### Your task
Every line with the string "Camera" should be gathered.

### Records shown
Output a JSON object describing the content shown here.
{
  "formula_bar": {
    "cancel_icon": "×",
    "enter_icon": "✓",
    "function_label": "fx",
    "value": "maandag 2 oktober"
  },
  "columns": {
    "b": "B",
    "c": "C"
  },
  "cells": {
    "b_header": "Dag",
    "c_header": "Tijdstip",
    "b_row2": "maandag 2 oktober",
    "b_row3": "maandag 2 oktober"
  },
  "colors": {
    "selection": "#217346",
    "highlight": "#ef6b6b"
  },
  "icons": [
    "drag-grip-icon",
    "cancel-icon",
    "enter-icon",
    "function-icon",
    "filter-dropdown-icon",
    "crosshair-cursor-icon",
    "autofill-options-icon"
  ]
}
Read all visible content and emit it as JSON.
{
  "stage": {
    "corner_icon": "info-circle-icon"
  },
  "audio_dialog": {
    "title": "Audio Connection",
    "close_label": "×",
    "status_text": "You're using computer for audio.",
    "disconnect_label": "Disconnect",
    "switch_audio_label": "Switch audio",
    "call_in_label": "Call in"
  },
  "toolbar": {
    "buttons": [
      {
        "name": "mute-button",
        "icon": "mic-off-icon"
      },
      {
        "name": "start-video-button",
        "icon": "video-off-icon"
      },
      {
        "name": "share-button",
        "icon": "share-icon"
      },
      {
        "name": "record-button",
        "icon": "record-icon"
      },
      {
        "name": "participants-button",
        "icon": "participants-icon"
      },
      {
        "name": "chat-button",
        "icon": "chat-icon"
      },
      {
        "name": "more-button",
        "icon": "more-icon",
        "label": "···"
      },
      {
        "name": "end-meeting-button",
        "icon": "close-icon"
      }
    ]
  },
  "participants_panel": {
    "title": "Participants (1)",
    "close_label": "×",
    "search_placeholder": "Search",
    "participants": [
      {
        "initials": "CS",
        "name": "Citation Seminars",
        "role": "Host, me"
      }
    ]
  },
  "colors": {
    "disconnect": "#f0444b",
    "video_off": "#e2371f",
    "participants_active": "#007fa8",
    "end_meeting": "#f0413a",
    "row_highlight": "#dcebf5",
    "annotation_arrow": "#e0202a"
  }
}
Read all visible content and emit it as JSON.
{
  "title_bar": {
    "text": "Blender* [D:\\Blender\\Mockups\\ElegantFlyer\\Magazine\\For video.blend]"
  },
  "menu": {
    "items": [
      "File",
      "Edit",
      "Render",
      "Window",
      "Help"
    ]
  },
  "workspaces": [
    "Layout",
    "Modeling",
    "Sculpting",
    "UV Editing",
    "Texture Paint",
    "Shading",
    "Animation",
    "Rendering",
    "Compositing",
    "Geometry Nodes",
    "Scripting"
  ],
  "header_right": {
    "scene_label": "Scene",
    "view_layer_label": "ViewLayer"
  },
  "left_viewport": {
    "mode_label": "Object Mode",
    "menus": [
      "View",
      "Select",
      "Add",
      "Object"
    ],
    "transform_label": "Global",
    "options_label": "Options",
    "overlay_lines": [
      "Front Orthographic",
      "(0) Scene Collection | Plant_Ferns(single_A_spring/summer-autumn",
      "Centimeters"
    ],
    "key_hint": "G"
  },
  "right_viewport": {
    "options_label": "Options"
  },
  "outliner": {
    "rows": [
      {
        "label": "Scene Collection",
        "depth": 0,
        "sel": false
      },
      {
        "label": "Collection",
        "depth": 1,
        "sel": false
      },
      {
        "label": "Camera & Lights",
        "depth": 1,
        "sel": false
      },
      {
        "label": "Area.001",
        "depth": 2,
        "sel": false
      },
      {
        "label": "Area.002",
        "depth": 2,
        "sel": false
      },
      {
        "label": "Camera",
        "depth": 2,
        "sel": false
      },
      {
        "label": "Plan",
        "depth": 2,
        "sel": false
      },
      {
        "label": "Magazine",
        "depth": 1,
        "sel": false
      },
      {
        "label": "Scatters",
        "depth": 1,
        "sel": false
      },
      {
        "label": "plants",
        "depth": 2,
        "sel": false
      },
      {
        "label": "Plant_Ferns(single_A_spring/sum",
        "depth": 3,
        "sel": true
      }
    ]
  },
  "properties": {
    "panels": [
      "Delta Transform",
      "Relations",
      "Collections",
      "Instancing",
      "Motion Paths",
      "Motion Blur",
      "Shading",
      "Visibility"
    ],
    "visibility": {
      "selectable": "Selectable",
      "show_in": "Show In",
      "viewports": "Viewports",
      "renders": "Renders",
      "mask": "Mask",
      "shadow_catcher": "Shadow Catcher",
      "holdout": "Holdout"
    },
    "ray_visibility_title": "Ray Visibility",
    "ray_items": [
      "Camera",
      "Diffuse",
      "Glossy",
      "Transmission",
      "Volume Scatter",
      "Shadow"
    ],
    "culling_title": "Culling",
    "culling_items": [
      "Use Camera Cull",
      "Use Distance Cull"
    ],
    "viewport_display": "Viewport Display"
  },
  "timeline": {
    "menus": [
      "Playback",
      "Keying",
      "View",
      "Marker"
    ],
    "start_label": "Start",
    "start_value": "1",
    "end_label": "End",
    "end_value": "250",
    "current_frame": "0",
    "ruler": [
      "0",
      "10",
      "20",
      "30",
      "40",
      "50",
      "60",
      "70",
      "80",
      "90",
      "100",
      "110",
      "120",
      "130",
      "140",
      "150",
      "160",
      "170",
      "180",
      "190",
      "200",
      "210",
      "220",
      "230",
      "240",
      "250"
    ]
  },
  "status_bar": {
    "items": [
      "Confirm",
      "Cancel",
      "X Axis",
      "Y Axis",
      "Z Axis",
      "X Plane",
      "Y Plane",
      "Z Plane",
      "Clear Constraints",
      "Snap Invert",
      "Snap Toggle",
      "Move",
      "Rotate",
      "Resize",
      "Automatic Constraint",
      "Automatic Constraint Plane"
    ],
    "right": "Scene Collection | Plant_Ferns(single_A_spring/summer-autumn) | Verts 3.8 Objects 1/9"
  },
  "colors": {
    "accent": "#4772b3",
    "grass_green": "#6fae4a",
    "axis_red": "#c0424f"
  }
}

### Expected output
        "label": "Camera & Lights",
        "label": "Camera",
      "Camera",
      "Use Camera Cull",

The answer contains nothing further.